**What you need to do**
Copy out, from the entries below, each line that holds the string "Read".

**Record extracts**
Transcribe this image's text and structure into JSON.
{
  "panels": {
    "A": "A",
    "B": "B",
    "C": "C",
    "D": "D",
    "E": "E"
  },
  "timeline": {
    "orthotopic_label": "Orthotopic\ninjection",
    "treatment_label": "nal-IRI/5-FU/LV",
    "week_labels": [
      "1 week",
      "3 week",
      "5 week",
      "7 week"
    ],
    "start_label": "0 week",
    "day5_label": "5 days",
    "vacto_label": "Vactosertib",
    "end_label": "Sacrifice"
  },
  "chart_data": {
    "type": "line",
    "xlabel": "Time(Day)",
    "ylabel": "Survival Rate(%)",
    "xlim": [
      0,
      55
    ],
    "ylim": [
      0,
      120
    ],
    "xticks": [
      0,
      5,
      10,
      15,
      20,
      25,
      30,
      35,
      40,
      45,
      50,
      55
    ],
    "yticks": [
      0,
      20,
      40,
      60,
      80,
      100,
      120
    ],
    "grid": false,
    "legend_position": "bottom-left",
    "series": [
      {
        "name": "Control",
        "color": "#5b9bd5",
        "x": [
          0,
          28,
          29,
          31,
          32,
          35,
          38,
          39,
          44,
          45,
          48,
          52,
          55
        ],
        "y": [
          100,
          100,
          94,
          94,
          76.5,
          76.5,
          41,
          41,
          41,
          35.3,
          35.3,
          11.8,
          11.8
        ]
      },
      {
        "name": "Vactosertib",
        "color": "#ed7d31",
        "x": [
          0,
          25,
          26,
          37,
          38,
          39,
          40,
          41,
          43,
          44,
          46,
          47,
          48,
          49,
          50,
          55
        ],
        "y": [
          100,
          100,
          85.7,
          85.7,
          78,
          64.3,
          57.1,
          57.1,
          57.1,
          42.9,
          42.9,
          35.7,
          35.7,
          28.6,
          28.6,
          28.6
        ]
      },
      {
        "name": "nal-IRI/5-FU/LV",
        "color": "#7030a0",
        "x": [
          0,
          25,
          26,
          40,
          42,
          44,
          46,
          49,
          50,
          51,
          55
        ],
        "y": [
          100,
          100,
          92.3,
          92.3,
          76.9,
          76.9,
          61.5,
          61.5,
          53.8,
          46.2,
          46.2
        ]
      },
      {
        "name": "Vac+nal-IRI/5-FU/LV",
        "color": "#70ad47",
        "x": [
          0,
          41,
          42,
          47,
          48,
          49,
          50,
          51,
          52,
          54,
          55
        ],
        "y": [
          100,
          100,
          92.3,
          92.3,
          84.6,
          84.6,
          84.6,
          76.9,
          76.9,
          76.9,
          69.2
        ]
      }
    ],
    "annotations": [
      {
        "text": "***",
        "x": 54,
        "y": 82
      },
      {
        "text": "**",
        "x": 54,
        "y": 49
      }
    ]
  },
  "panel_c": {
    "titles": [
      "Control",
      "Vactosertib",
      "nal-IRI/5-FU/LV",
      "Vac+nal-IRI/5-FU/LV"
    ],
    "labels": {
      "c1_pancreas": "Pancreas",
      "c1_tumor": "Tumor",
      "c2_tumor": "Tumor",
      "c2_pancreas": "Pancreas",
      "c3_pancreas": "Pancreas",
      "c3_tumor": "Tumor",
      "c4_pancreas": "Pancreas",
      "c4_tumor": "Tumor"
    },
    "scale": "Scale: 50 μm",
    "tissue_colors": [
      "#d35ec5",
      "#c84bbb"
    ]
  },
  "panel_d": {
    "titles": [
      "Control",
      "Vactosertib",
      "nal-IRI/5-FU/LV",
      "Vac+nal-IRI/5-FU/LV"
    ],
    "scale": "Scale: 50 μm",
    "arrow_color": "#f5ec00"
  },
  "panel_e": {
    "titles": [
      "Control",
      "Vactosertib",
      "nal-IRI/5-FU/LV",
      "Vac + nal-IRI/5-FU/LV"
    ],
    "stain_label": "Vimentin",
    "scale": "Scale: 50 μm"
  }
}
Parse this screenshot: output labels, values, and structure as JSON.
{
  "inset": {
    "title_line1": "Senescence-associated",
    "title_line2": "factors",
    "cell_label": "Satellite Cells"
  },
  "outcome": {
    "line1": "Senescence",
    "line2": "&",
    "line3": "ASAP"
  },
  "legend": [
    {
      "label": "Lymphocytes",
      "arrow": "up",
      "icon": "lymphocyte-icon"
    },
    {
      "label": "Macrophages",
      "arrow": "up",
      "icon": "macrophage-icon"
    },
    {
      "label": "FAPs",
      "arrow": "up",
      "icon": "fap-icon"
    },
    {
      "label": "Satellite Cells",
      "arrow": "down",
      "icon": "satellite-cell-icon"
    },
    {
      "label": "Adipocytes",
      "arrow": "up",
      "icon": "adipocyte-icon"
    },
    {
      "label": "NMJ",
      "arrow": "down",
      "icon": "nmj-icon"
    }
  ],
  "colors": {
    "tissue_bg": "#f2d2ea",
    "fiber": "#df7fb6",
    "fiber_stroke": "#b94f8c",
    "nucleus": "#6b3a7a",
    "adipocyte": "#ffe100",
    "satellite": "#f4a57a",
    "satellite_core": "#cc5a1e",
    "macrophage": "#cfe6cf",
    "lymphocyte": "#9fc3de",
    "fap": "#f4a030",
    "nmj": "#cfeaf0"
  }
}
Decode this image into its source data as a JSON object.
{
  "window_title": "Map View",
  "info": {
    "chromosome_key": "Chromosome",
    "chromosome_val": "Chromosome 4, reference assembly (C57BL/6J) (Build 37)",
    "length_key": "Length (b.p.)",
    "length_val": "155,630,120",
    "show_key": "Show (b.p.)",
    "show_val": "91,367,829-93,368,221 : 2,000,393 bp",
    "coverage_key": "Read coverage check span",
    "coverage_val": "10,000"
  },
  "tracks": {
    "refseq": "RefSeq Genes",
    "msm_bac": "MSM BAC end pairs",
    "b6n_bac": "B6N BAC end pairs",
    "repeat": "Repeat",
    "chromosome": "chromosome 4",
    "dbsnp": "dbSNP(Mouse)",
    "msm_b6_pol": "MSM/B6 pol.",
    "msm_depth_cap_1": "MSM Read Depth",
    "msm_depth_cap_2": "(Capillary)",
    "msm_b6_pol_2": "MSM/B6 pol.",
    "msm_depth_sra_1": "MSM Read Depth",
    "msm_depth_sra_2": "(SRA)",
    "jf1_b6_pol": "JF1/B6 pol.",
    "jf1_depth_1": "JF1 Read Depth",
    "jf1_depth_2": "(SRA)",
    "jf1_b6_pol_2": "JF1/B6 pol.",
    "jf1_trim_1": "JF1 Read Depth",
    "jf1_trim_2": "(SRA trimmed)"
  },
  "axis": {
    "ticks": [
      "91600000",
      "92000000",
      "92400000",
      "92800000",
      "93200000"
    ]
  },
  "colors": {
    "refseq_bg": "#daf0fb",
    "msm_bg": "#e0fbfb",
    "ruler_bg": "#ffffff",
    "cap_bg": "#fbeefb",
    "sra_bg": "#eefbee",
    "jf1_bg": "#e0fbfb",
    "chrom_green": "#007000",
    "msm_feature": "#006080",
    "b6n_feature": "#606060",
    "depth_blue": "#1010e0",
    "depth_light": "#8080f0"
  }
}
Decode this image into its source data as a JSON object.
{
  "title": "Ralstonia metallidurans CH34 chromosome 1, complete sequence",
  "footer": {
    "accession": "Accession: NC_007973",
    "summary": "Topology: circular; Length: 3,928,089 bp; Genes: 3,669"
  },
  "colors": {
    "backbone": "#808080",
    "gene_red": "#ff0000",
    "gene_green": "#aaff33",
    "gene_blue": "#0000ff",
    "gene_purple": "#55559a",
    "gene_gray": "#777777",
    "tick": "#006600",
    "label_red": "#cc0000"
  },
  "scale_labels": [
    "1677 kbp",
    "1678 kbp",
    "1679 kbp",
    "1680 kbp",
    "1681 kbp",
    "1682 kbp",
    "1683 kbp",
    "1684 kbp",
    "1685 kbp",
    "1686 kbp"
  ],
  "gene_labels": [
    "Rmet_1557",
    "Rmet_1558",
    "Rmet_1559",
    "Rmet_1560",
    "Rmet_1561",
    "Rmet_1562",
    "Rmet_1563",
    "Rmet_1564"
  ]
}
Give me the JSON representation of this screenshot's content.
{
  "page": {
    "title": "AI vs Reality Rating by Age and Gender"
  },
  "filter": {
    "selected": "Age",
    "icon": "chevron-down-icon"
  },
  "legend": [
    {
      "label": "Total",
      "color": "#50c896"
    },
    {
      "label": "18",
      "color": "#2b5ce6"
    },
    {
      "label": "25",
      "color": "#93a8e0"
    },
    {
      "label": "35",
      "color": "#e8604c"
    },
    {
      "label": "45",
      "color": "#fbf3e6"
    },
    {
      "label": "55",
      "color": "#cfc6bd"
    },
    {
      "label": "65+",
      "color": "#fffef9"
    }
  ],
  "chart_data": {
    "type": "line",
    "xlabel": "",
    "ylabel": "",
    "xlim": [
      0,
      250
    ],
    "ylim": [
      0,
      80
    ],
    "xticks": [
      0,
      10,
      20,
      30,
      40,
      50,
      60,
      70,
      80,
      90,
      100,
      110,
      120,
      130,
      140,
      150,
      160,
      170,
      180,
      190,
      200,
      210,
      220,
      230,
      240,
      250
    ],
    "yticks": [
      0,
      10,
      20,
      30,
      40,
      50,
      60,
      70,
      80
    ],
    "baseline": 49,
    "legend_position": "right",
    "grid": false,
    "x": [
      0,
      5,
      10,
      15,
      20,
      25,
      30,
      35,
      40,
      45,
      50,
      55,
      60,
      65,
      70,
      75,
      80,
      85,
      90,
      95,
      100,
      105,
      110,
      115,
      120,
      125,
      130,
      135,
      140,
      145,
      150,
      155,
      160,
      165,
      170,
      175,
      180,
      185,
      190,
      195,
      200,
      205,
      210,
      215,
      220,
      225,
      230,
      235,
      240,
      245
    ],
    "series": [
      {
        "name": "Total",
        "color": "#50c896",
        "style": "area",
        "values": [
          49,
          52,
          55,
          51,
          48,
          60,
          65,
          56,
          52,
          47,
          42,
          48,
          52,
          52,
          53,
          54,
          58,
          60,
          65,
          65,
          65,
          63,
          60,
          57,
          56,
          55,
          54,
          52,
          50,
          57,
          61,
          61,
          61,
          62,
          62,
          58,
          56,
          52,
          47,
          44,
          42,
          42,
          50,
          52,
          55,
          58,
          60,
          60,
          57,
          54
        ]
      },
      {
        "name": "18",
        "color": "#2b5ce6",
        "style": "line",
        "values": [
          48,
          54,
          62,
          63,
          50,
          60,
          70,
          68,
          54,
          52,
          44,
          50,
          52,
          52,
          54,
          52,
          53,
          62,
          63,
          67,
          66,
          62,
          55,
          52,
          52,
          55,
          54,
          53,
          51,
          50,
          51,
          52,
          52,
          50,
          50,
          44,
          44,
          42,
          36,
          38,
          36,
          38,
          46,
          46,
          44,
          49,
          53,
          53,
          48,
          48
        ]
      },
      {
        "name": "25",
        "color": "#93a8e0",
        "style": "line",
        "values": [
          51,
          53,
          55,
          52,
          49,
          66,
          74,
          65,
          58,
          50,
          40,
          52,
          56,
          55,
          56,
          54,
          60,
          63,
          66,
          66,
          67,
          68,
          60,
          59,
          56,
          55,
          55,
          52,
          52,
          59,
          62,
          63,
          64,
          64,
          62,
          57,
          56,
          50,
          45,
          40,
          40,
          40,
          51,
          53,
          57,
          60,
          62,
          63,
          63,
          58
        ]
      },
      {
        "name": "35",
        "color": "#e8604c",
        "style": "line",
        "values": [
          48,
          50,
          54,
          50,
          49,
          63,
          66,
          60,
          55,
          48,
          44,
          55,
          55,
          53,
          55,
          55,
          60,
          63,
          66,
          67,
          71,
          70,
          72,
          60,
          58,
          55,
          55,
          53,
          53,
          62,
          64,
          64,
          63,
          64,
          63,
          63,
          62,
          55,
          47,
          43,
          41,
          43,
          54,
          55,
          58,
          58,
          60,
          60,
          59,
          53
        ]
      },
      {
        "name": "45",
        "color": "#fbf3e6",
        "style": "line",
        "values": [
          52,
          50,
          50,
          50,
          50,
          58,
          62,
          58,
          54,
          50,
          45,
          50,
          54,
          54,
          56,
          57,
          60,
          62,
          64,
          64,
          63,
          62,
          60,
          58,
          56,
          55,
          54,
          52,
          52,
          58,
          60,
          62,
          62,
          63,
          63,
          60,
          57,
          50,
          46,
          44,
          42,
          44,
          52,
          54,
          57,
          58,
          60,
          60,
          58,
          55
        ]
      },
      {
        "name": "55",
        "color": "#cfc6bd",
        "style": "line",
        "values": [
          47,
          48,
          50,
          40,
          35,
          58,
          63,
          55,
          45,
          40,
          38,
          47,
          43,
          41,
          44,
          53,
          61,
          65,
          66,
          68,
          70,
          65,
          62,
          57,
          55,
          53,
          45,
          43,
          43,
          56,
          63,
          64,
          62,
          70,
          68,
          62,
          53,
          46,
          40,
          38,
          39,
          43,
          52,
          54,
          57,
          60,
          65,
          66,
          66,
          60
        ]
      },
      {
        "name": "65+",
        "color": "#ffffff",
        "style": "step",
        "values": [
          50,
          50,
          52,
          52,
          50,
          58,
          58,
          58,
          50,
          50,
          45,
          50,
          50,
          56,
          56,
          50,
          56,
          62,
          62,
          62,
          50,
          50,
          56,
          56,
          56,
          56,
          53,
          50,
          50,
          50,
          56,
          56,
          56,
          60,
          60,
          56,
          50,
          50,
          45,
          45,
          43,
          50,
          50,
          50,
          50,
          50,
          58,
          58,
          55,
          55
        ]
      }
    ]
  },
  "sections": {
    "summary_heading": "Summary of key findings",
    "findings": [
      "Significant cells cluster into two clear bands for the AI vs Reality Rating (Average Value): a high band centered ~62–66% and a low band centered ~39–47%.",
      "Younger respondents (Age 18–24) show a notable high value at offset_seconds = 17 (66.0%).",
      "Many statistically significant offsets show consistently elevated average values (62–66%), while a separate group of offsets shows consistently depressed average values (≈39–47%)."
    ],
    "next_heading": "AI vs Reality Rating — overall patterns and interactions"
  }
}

**Response to the exercise**
    "coverage_key": "Read coverage check span",
    "msm_depth_cap_1": "MSM Read Depth",
    "msm_depth_sra_1": "MSM Read Depth",
    "jf1_depth_1": "JF1 Read Depth",
    "jf1_trim_1": "JF1 Read Depth",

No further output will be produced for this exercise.